> **WRITTEN PROBLEM**: Repeat all of the records verbatim.

> **EXTRACTED MATERIAL**:
::::::

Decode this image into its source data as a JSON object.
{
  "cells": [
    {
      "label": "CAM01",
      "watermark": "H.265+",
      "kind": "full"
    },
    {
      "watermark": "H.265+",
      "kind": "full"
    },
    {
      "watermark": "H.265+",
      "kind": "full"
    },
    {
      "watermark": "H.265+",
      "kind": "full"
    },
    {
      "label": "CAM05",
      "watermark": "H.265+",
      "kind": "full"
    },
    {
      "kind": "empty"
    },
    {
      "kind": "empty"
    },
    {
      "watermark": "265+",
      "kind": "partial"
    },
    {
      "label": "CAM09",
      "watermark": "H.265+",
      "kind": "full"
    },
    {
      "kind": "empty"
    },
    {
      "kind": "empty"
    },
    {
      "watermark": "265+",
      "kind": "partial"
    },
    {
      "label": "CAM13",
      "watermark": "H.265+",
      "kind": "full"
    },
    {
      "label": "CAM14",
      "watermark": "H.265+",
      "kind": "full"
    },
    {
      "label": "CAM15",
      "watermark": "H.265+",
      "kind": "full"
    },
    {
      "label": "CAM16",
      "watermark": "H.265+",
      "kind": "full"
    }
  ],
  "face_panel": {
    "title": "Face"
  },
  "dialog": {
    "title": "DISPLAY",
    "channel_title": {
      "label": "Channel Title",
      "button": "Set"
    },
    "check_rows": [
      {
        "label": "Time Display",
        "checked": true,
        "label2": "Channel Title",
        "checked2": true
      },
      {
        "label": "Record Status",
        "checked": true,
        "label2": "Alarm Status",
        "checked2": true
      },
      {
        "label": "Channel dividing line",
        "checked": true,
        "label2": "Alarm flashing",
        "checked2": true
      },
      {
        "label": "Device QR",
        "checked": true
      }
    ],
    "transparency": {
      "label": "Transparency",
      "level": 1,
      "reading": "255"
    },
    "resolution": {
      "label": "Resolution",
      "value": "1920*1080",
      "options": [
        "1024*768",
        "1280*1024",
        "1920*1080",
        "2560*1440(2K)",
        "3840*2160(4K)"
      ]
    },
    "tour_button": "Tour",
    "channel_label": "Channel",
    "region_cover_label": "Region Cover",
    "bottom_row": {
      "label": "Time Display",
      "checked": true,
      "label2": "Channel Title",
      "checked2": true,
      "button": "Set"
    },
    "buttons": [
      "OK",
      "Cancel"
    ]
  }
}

::::::

> **ANSWER**:
Decode this image into its source data as a JSON object.
{
  "cells": [
    {
      "label": "CAM01",
      "watermark": "H.265+",
      "kind": "full"
    },
    {
      "watermark": "H.265+",
      "kind": "full"
    },
    {
      "watermark": "H.265+",
      "kind": "full"
    },
    {
      "watermark": "H.265+",
      "kind": "full"
    },
    {
      "label": "CAM05",
      "watermark": "H.265+",
      "kind": "full"
    },
    {
      "kind": "empty"
    },
    {
      "kind": "empty"
    },
    {
      "watermark": "265+",
      "kind": "partial"
    },
    {
      "label": "CAM09",
      "watermark": "H.265+",
      "kind": "full"
    },
    {
      "kind": "empty"
    },
    {
      "kind": "empty"
    },
    {
      "watermark": "265+",
      "kind": "partial"
    },
    {
      "label": "CAM13",
      "watermark": "H.265+",
      "kind": "full"
    },
    {
      "label": "CAM14",
      "watermark": "H.265+",
      "kind": "full"
    },
    {
      "label": "CAM15",
      "watermark": "H.265+",
      "kind": "full"
    },
    {
      "label": "CAM16",
      "watermark": "H.265+",
      "kind": "full"
    }
  ],
  "face_panel": {
    "title": "Face"
  },
  "dialog": {
    "title": "DISPLAY",
    "channel_title": {
      "label": "Channel Title",
      "button": "Set"
    },
    "check_rows": [
      {
        "label": "Time Display",
        "checked": true,
        "label2": "Channel Title",
        "checked2": true
      },
      {
        "label": "Record Status",
        "checked": true,
        "label2": "Alarm Status",
        "checked2": true
      },
      {
        "label": "Channel dividing line",
        "checked": true,
        "label2": "Alarm flashing",
        "checked2": true
      },
      {
        "label": "Device QR",
        "checked": true
      }
    ],
    "transparency": {
      "label": "Transparency",
      "level": 1,
      "reading": "255"
    },
    "resolution": {
      "label": "Resolution",
      "value": "1920*1080",
      "options": [
        "1024*768",
        "1280*1024",
        "1920*1080",
        "2560*1440(2K)",
        "3840*2160(4K)"
      ]
    },
    "tour_button": "Tour",
    "channel_label": "Channel",
    "region_cover_label": "Region Cover",
    "bottom_row": {
      "label": "Time Display",
      "checked": true,
      "label2": "Channel Title",
      "checked2": true,
      "button": "Set"
    },
    "buttons": [
      "OK",
      "Cancel"
    ]
  }
}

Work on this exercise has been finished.